Transcribe all the records with complete accuracy.

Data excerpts
···
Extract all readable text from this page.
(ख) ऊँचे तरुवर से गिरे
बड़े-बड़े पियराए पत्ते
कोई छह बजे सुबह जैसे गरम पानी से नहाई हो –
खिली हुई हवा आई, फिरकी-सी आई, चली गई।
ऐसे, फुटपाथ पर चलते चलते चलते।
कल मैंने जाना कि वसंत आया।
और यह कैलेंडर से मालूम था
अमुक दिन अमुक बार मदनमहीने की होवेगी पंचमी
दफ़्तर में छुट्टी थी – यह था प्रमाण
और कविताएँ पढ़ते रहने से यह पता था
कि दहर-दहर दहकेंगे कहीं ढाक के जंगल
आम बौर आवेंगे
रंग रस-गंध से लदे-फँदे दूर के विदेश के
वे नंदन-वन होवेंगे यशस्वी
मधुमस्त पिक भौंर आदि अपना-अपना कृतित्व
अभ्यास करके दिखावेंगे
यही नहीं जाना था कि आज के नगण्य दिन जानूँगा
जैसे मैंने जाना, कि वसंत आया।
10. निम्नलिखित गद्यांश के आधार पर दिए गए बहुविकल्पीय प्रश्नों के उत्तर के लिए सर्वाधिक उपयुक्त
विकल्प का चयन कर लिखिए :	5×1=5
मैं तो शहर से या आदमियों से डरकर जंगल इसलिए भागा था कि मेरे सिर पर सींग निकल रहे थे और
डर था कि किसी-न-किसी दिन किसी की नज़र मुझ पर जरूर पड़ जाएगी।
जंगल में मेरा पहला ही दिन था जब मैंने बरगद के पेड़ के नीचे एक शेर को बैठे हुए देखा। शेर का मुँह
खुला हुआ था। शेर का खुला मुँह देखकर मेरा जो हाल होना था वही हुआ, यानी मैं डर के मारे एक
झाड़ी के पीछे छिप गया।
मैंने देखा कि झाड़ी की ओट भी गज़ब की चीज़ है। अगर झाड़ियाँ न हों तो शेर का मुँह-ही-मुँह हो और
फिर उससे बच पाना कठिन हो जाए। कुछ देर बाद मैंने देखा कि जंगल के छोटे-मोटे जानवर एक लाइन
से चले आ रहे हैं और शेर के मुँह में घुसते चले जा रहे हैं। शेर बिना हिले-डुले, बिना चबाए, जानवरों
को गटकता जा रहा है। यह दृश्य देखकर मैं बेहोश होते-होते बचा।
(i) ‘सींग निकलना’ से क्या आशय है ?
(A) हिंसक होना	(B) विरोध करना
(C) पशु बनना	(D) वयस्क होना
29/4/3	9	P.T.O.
···
Task result –
Extract all readable text from this page.
(ख) ऊँचे तरुवर से गिरे
बड़े-बड़े पियराए पत्ते
कोई छह बजे सुबह जैसे गरम पानी से नहाई हो –
खिली हुई हवा आई, फिरकी-सी आई, चली गई।
ऐसे, फुटपाथ पर चलते चलते चलते।
कल मैंने जाना कि वसंत आया।
और यह कैलेंडर से मालूम था
अमुक दिन अमुक बार मदनमहीने की होवेगी पंचमी
दफ़्तर में छुट्टी थी – यह था प्रमाण
और कविताएँ पढ़ते रहने से यह पता था
कि दहर-दहर दहकेंगे कहीं ढाक के जंगल
आम बौर आवेंगे
रंग रस-गंध से लदे-फँदे दूर के विदेश के
वे नंदन-वन होवेंगे यशस्वी
मधुमस्त पिक भौंर आदि अपना-अपना कृतित्व
अभ्यास करके दिखावेंगे
यही नहीं जाना था कि आज के नगण्य दिन जानूँगा
जैसे मैंने जाना, कि वसंत आया।
10. निम्नलिखित गद्यांश के आधार पर दिए गए बहुविकल्पीय प्रश्नों के उत्तर के लिए सर्वाधिक उपयुक्त
विकल्प का चयन कर लिखिए :	5×1=5
मैं तो शहर से या आदमियों से डरकर जंगल इसलिए भागा था कि मेरे सिर पर सींग निकल रहे थे और
डर था कि किसी-न-किसी दिन किसी की नज़र मुझ पर जरूर पड़ जाएगी।
जंगल में मेरा पहला ही दिन था जब मैंने बरगद के पेड़ के नीचे एक शेर को बैठे हुए देखा। शेर का मुँह
खुला हुआ था। शेर का खुला मुँह देखकर मेरा जो हाल होना था वही हुआ, यानी मैं डर के मारे एक
झाड़ी के पीछे छिप गया।
मैंने देखा कि झाड़ी की ओट भी गज़ब की चीज़ है। अगर झाड़ियाँ न हों तो शेर का मुँह-ही-मुँह हो और
फिर उससे बच पाना कठिन हो जाए। कुछ देर बाद मैंने देखा कि जंगल के छोटे-मोटे जानवर एक लाइन
से चले आ रहे हैं और शेर के मुँह में घुसते चले जा रहे हैं। शेर बिना हिले-डुले, बिना चबाए, जानवरों
को गटकता जा रहा है। यह दृश्य देखकर मैं बेहोश होते-होते बचा।
(i) ‘सींग निकलना’ से क्या आशय है ?
(A) हिंसक होना	(B) विरोध करना
(C) पशु बनना	(D) वयस्क होना
29/4/3	9	P.T.O.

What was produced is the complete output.